The input »
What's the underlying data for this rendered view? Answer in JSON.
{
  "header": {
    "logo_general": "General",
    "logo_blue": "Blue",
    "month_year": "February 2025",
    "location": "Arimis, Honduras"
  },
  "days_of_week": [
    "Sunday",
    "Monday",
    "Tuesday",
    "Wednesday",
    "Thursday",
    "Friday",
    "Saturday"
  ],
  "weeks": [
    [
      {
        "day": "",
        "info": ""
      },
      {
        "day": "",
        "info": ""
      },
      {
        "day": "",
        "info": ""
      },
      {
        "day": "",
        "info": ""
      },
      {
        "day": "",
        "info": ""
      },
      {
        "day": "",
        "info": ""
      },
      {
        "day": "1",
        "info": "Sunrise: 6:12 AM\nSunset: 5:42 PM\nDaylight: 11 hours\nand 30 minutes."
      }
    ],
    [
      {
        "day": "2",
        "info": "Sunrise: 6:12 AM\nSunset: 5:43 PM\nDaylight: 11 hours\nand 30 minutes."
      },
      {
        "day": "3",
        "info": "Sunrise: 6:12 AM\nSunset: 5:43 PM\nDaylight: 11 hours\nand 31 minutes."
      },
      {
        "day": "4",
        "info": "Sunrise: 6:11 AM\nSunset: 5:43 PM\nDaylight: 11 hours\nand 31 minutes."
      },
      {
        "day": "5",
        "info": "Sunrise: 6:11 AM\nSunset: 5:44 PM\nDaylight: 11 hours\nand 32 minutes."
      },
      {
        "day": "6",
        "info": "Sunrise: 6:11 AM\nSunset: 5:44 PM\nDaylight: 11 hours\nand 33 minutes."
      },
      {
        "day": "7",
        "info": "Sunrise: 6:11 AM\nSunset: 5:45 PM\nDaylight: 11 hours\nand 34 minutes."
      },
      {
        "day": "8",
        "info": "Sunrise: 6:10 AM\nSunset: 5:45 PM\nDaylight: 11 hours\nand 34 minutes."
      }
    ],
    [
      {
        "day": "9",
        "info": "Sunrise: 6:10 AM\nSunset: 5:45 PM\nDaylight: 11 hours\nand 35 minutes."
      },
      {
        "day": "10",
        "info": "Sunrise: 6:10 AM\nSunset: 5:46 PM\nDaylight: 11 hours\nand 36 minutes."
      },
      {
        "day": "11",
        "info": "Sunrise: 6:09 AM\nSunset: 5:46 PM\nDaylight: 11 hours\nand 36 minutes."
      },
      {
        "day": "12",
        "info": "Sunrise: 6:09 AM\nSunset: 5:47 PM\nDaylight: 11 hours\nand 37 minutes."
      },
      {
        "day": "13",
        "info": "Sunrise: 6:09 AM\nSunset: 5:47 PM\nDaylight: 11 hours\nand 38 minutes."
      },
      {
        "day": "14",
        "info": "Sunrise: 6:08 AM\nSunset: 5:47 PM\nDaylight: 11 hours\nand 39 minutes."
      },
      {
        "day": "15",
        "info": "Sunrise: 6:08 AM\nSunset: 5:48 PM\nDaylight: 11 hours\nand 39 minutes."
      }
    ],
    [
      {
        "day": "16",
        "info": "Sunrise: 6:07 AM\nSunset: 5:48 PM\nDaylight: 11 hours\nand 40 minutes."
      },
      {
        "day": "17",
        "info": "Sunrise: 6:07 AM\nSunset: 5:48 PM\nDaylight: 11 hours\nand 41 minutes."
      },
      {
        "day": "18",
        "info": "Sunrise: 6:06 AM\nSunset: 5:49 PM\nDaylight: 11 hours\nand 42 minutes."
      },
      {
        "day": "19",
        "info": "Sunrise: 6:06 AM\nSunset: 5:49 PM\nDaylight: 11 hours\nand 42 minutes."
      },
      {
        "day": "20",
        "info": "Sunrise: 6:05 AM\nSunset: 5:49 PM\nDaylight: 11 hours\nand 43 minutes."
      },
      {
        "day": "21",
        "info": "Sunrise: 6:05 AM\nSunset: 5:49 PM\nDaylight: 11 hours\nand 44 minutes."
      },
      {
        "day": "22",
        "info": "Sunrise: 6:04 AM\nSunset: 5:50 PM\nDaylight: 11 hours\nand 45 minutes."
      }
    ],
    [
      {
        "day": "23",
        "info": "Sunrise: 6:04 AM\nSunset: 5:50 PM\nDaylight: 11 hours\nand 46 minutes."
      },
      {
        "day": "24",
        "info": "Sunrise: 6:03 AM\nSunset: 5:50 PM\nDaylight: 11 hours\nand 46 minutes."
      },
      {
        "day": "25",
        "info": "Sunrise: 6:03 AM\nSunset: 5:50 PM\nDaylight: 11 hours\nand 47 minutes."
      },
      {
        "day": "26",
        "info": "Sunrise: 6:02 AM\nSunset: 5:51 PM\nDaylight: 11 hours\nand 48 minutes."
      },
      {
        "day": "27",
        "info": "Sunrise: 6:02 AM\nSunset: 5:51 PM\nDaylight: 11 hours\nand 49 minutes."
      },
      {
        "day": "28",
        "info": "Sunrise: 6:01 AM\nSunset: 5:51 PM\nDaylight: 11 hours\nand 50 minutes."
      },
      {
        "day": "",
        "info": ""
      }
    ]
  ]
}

Directions »
Each line above is to be repeated exactly.

Exercise response »
What's the underlying data for this rendered view? Answer in JSON.
{
  "header": {
    "logo_general": "General",
    "logo_blue": "Blue",
    "month_year": "February 2025",
    "location": "Arimis, Honduras"
  },
  "days_of_week": [
    "Sunday",
    "Monday",
    "Tuesday",
    "Wednesday",
    "Thursday",
    "Friday",
    "Saturday"
  ],
  "weeks": [
    [
      {
        "day": "",
        "info": ""
      },
      {
        "day": "",
        "info": ""
      },
      {
        "day": "",
        "info": ""
      },
      {
        "day": "",
        "info": ""
      },
      {
        "day": "",
        "info": ""
      },
      {
        "day": "",
        "info": ""
      },
      {
        "day": "1",
        "info": "Sunrise: 6:12 AM\nSunset: 5:42 PM\nDaylight: 11 hours\nand 30 minutes."
      }
    ],
    [
      {
        "day": "2",
        "info": "Sunrise: 6:12 AM\nSunset: 5:43 PM\nDaylight: 11 hours\nand 30 minutes."
      },
      {
        "day": "3",
        "info": "Sunrise: 6:12 AM\nSunset: 5:43 PM\nDaylight: 11 hours\nand 31 minutes."
      },
      {
        "day": "4",
        "info": "Sunrise: 6:11 AM\nSunset: 5:43 PM\nDaylight: 11 hours\nand 31 minutes."
      },
      {
        "day": "5",
        "info": "Sunrise: 6:11 AM\nSunset: 5:44 PM\nDaylight: 11 hours\nand 32 minutes."
      },
      {
        "day": "6",
        "info": "Sunrise: 6:11 AM\nSunset: 5:44 PM\nDaylight: 11 hours\nand 33 minutes."
      },
      {
        "day": "7",
        "info": "Sunrise: 6:11 AM\nSunset: 5:45 PM\nDaylight: 11 hours\nand 34 minutes."
      },
      {
        "day": "8",
        "info": "Sunrise: 6:10 AM\nSunset: 5:45 PM\nDaylight: 11 hours\nand 34 minutes."
      }
    ],
    [
      {
        "day": "9",
        "info": "Sunrise: 6:10 AM\nSunset: 5:45 PM\nDaylight: 11 hours\nand 35 minutes."
      },
      {
        "day": "10",
        "info": "Sunrise: 6:10 AM\nSunset: 5:46 PM\nDaylight: 11 hours\nand 36 minutes."
      },
      {
        "day": "11",
        "info": "Sunrise: 6:09 AM\nSunset: 5:46 PM\nDaylight: 11 hours\nand 36 minutes."
      },
      {
        "day": "12",
        "info": "Sunrise: 6:09 AM\nSunset: 5:47 PM\nDaylight: 11 hours\nand 37 minutes."
      },
      {
        "day": "13",
        "info": "Sunrise: 6:09 AM\nSunset: 5:47 PM\nDaylight: 11 hours\nand 38 minutes."
      },
      {
        "day": "14",
        "info": "Sunrise: 6:08 AM\nSunset: 5:47 PM\nDaylight: 11 hours\nand 39 minutes."
      },
      {
        "day": "15",
        "info": "Sunrise: 6:08 AM\nSunset: 5:48 PM\nDaylight: 11 hours\nand 39 minutes."
      }
    ],
    [
      {
        "day": "16",
        "info": "Sunrise: 6:07 AM\nSunset: 5:48 PM\nDaylight: 11 hours\nand 40 minutes."
      },
      {
        "day": "17",
        "info": "Sunrise: 6:07 AM\nSunset: 5:48 PM\nDaylight: 11 hours\nand 41 minutes."
      },
      {
        "day": "18",
        "info": "Sunrise: 6:06 AM\nSunset: 5:49 PM\nDaylight: 11 hours\nand 42 minutes."
      },
      {
        "day": "19",
        "info": "Sunrise: 6:06 AM\nSunset: 5:49 PM\nDaylight: 11 hours\nand 42 minutes."
      },
      {
        "day": "20",
        "info": "Sunrise: 6:05 AM\nSunset: 5:49 PM\nDaylight: 11 hours\nand 43 minutes."
      },
      {
        "day": "21",
        "info": "Sunrise: 6:05 AM\nSunset: 5:49 PM\nDaylight: 11 hours\nand 44 minutes."
      },
      {
        "day": "22",
        "info": "Sunrise: 6:04 AM\nSunset: 5:50 PM\nDaylight: 11 hours\nand 45 minutes."
      }
    ],
    [
      {
        "day": "23",
        "info": "Sunrise: 6:04 AM\nSunset: 5:50 PM\nDaylight: 11 hours\nand 46 minutes."
      },
      {
        "day": "24",
        "info": "Sunrise: 6:03 AM\nSunset: 5:50 PM\nDaylight: 11 hours\nand 46 minutes."
      },
      {
        "day": "25",
        "info": "Sunrise: 6:03 AM\nSunset: 5:50 PM\nDaylight: 11 hours\nand 47 minutes."
      },
      {
        "day": "26",
        "info": "Sunrise: 6:02 AM\nSunset: 5:51 PM\nDaylight: 11 hours\nand 48 minutes."
      },
      {
        "day": "27",
        "info": "Sunrise: 6:02 AM\nSunset: 5:51 PM\nDaylight: 11 hours\nand 49 minutes."
      },
      {
        "day": "28",
        "info": "Sunrise: 6:01 AM\nSunset: 5:51 PM\nDaylight: 11 hours\nand 50 minutes."
      },
      {
        "day": "",
        "info": ""
      }
    ]
  ]
}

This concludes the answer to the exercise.